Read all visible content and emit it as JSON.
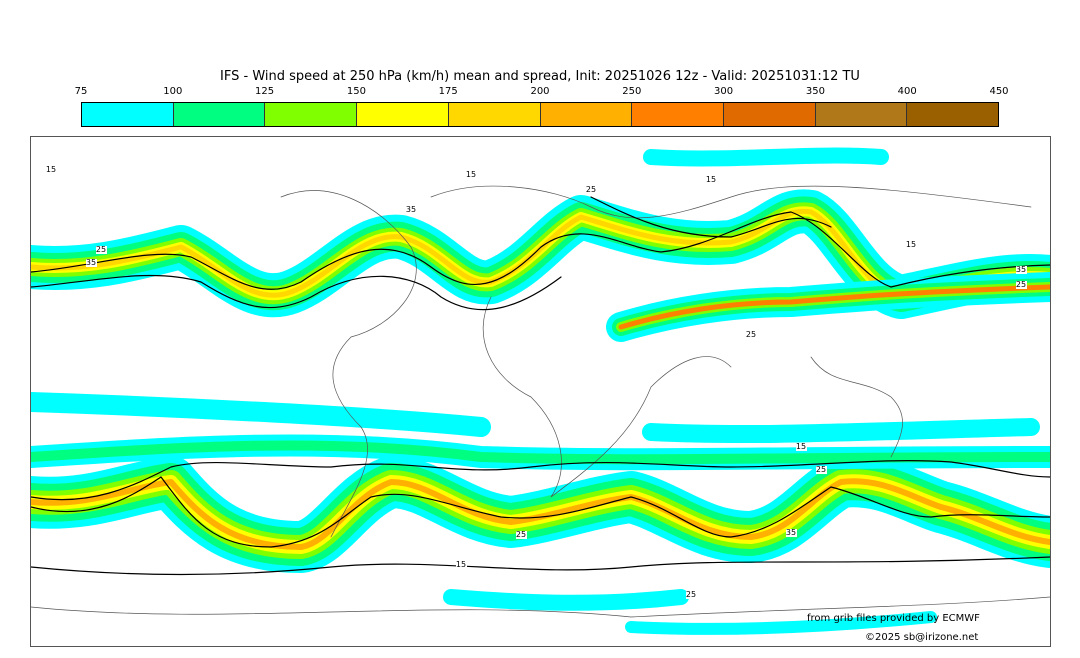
{
  "title": "IFS - Wind speed at 250 hPa (km/h) mean and spread, Init: 20251026 12z - Valid: 20251031:12 TU",
  "colorbar": {
    "ticks": [
      "75",
      "100",
      "125",
      "150",
      "175",
      "200",
      "250",
      "300",
      "350",
      "400",
      "450"
    ],
    "colors": [
      "#00ffff",
      "#00ff80",
      "#80ff00",
      "#ffff00",
      "#ffd800",
      "#ffb000",
      "#ff8000",
      "#e06a00",
      "#b07818",
      "#9a6000"
    ]
  },
  "contour_labels": [
    "15",
    "25",
    "35",
    "15",
    "25",
    "35",
    "15",
    "25",
    "35",
    "15",
    "25",
    "15",
    "25",
    "35",
    "25",
    "15",
    "25"
  ],
  "credits": {
    "source": "from grib files provided by ECMWF",
    "copyright": "©2025 sb@irizone.net"
  }
}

#####

* TASK OBJECTIVE
Transcribe the full listing character for character. Pictures are excluded.

* EXERCISE RESPONSE
Read all visible content and emit it as JSON.
{
  "title": "IFS - Wind speed at 250 hPa (km/h) mean and spread, Init: 20251026 12z - Valid: 20251031:12 TU",
  "colorbar": {
    "ticks": [
      "75",
      "100",
      "125",
      "150",
      "175",
      "200",
      "250",
      "300",
      "350",
      "400",
      "450"
    ],
    "colors": [
      "#00ffff",
      "#00ff80",
      "#80ff00",
      "#ffff00",
      "#ffd800",
      "#ffb000",
      "#ff8000",
      "#e06a00",
      "#b07818",
      "#9a6000"
    ]
  },
  "contour_labels": [
    "15",
    "25",
    "35",
    "15",
    "25",
    "35",
    "15",
    "25",
    "35",
    "15",
    "25",
    "15",
    "25",
    "35",
    "25",
    "15",
    "25"
  ],
  "credits": {
    "source": "from grib files provided by ECMWF",
    "copyright": "©2025 sb@irizone.net"
  }
}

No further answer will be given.